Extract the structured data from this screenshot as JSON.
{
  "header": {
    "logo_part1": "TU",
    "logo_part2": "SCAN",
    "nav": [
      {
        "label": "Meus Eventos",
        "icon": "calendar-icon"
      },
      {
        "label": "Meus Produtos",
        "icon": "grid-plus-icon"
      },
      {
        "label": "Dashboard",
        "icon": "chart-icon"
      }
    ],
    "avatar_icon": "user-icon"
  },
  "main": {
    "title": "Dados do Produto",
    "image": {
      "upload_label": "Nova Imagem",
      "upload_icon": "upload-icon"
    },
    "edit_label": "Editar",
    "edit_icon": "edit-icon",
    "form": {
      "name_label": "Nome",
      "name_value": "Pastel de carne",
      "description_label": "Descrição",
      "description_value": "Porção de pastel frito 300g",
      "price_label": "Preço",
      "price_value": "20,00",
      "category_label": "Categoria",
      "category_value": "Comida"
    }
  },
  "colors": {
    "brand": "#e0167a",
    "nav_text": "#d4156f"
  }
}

=====

**Exercise objective**
Write the data out again in full and exactly.

**Expected answer**
Extract the structured data from this screenshot as JSON.
{
  "header": {
    "logo_part1": "TU",
    "logo_part2": "SCAN",
    "nav": [
      {
        "label": "Meus Eventos",
        "icon": "calendar-icon"
      },
      {
        "label": "Meus Produtos",
        "icon": "grid-plus-icon"
      },
      {
        "label": "Dashboard",
        "icon": "chart-icon"
      }
    ],
    "avatar_icon": "user-icon"
  },
  "main": {
    "title": "Dados do Produto",
    "image": {
      "upload_label": "Nova Imagem",
      "upload_icon": "upload-icon"
    },
    "edit_label": "Editar",
    "edit_icon": "edit-icon",
    "form": {
      "name_label": "Nome",
      "name_value": "Pastel de carne",
      "description_label": "Descrição",
      "description_value": "Porção de pastel frito 300g",
      "price_label": "Preço",
      "price_value": "20,00",
      "category_label": "Categoria",
      "category_value": "Comida"
    }
  },
  "colors": {
    "brand": "#e0167a",
    "nav_text": "#d4156f"
  }
}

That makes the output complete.